- _WHAT THE TASK ASKS_: Repeat the material below exactly, with no pictures.

Collected data
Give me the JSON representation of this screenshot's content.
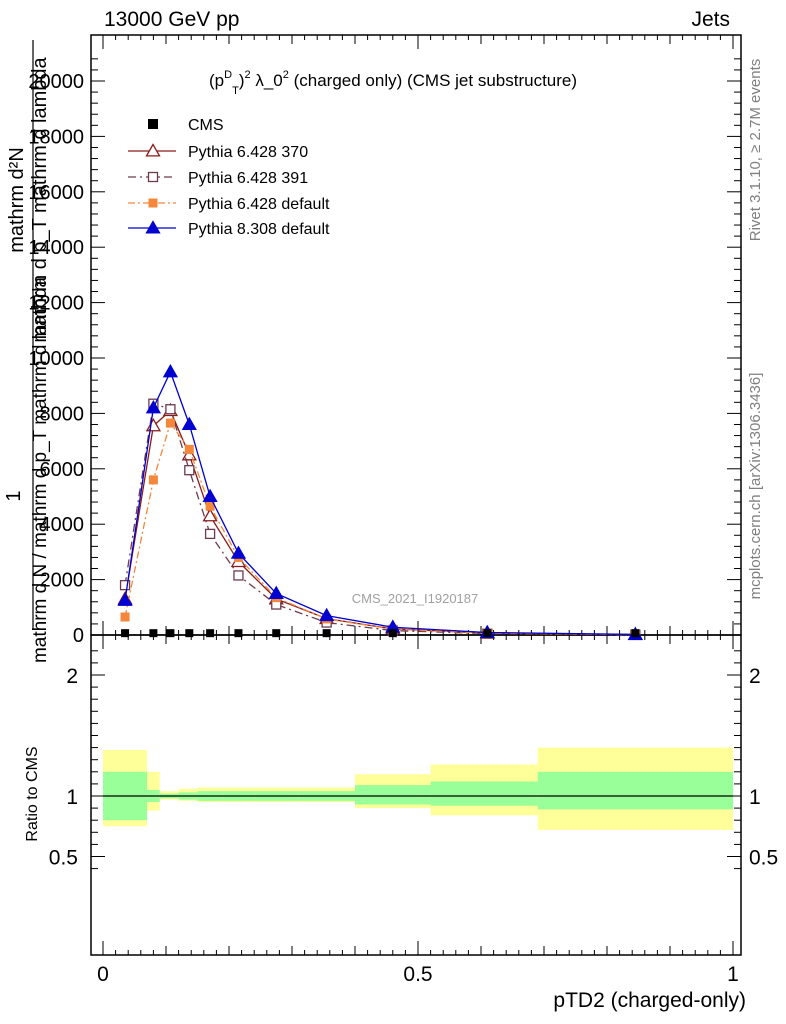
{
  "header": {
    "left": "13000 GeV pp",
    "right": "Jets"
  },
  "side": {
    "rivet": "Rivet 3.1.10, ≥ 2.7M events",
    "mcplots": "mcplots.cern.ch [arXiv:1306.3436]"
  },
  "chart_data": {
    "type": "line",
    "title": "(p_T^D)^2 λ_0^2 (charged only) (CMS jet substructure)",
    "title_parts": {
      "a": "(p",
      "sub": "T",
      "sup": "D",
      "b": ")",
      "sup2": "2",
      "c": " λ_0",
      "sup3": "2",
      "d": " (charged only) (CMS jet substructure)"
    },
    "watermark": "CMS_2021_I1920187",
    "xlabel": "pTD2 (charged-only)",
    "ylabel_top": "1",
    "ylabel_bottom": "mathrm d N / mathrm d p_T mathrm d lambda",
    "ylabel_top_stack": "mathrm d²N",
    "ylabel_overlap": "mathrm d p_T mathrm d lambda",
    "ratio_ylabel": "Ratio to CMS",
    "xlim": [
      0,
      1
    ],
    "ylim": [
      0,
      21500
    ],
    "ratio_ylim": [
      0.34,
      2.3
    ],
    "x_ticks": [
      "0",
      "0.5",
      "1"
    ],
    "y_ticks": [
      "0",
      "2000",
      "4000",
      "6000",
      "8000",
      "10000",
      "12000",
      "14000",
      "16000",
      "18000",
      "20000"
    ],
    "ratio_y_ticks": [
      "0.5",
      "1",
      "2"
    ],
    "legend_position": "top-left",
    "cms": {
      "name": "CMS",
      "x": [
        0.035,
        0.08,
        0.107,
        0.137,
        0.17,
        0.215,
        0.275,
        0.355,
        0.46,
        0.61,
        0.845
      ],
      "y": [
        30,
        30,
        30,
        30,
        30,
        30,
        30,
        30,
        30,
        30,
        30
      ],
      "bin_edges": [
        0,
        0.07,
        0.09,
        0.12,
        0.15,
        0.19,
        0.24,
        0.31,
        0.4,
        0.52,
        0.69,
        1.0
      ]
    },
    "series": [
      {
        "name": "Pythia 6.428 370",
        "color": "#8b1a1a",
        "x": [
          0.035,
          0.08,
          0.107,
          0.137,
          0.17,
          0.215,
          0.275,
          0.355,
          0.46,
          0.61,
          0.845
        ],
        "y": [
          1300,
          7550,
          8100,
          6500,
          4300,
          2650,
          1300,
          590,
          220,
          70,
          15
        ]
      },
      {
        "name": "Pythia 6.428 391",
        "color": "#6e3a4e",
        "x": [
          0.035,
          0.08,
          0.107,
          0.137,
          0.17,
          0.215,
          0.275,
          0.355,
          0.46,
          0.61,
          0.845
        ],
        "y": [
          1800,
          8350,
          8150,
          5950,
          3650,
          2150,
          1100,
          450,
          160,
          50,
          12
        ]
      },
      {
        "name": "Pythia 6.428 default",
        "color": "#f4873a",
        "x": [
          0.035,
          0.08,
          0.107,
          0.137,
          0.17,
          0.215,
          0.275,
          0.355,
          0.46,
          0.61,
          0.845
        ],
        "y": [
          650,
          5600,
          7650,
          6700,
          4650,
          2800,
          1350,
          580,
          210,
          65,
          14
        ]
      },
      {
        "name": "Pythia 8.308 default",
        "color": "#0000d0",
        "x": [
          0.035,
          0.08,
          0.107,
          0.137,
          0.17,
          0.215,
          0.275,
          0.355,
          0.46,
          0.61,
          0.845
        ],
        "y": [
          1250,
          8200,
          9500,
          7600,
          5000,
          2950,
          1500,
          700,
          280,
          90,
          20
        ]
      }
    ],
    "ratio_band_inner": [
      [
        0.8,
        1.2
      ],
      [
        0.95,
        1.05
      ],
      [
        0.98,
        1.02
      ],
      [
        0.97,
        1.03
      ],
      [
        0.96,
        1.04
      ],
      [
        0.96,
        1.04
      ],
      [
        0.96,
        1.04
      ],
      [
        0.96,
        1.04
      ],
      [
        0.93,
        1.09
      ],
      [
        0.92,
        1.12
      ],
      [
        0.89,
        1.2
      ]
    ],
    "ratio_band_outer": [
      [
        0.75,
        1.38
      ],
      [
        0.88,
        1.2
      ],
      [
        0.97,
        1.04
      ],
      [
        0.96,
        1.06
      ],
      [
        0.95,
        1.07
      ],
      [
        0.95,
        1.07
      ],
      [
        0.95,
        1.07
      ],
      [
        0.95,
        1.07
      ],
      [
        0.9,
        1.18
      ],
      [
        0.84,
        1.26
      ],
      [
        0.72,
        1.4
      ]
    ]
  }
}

- _REPLY_:
Give me the JSON representation of this screenshot's content.
{
  "header": {
    "left": "13000 GeV pp",
    "right": "Jets"
  },
  "side": {
    "rivet": "Rivet 3.1.10, ≥ 2.7M events",
    "mcplots": "mcplots.cern.ch [arXiv:1306.3436]"
  },
  "chart_data": {
    "type": "line",
    "title": "(p_T^D)^2 λ_0^2 (charged only) (CMS jet substructure)",
    "title_parts": {
      "a": "(p",
      "sub": "T",
      "sup": "D",
      "b": ")",
      "sup2": "2",
      "c": " λ_0",
      "sup3": "2",
      "d": " (charged only) (CMS jet substructure)"
    },
    "watermark": "CMS_2021_I1920187",
    "xlabel": "pTD2 (charged-only)",
    "ylabel_top": "1",
    "ylabel_bottom": "mathrm d N / mathrm d p_T mathrm d lambda",
    "ylabel_top_stack": "mathrm d²N",
    "ylabel_overlap": "mathrm d p_T mathrm d lambda",
    "ratio_ylabel": "Ratio to CMS",
    "xlim": [
      0,
      1
    ],
    "ylim": [
      0,
      21500
    ],
    "ratio_ylim": [
      0.34,
      2.3
    ],
    "x_ticks": [
      "0",
      "0.5",
      "1"
    ],
    "y_ticks": [
      "0",
      "2000",
      "4000",
      "6000",
      "8000",
      "10000",
      "12000",
      "14000",
      "16000",
      "18000",
      "20000"
    ],
    "ratio_y_ticks": [
      "0.5",
      "1",
      "2"
    ],
    "legend_position": "top-left",
    "cms": {
      "name": "CMS",
      "x": [
        0.035,
        0.08,
        0.107,
        0.137,
        0.17,
        0.215,
        0.275,
        0.355,
        0.46,
        0.61,
        0.845
      ],
      "y": [
        30,
        30,
        30,
        30,
        30,
        30,
        30,
        30,
        30,
        30,
        30
      ],
      "bin_edges": [
        0,
        0.07,
        0.09,
        0.12,
        0.15,
        0.19,
        0.24,
        0.31,
        0.4,
        0.52,
        0.69,
        1.0
      ]
    },
    "series": [
      {
        "name": "Pythia 6.428 370",
        "color": "#8b1a1a",
        "x": [
          0.035,
          0.08,
          0.107,
          0.137,
          0.17,
          0.215,
          0.275,
          0.355,
          0.46,
          0.61,
          0.845
        ],
        "y": [
          1300,
          7550,
          8100,
          6500,
          4300,
          2650,
          1300,
          590,
          220,
          70,
          15
        ]
      },
      {
        "name": "Pythia 6.428 391",
        "color": "#6e3a4e",
        "x": [
          0.035,
          0.08,
          0.107,
          0.137,
          0.17,
          0.215,
          0.275,
          0.355,
          0.46,
          0.61,
          0.845
        ],
        "y": [
          1800,
          8350,
          8150,
          5950,
          3650,
          2150,
          1100,
          450,
          160,
          50,
          12
        ]
      },
      {
        "name": "Pythia 6.428 default",
        "color": "#f4873a",
        "x": [
          0.035,
          0.08,
          0.107,
          0.137,
          0.17,
          0.215,
          0.275,
          0.355,
          0.46,
          0.61,
          0.845
        ],
        "y": [
          650,
          5600,
          7650,
          6700,
          4650,
          2800,
          1350,
          580,
          210,
          65,
          14
        ]
      },
      {
        "name": "Pythia 8.308 default",
        "color": "#0000d0",
        "x": [
          0.035,
          0.08,
          0.107,
          0.137,
          0.17,
          0.215,
          0.275,
          0.355,
          0.46,
          0.61,
          0.845
        ],
        "y": [
          1250,
          8200,
          9500,
          7600,
          5000,
          2950,
          1500,
          700,
          280,
          90,
          20
        ]
      }
    ],
    "ratio_band_inner": [
      [
        0.8,
        1.2
      ],
      [
        0.95,
        1.05
      ],
      [
        0.98,
        1.02
      ],
      [
        0.97,
        1.03
      ],
      [
        0.96,
        1.04
      ],
      [
        0.96,
        1.04
      ],
      [
        0.96,
        1.04
      ],
      [
        0.96,
        1.04
      ],
      [
        0.93,
        1.09
      ],
      [
        0.92,
        1.12
      ],
      [
        0.89,
        1.2
      ]
    ],
    "ratio_band_outer": [
      [
        0.75,
        1.38
      ],
      [
        0.88,
        1.2
      ],
      [
        0.97,
        1.04
      ],
      [
        0.96,
        1.06
      ],
      [
        0.95,
        1.07
      ],
      [
        0.95,
        1.07
      ],
      [
        0.95,
        1.07
      ],
      [
        0.95,
        1.07
      ],
      [
        0.9,
        1.18
      ],
      [
        0.84,
        1.26
      ],
      [
        0.72,
        1.4
      ]
    ]
  }
}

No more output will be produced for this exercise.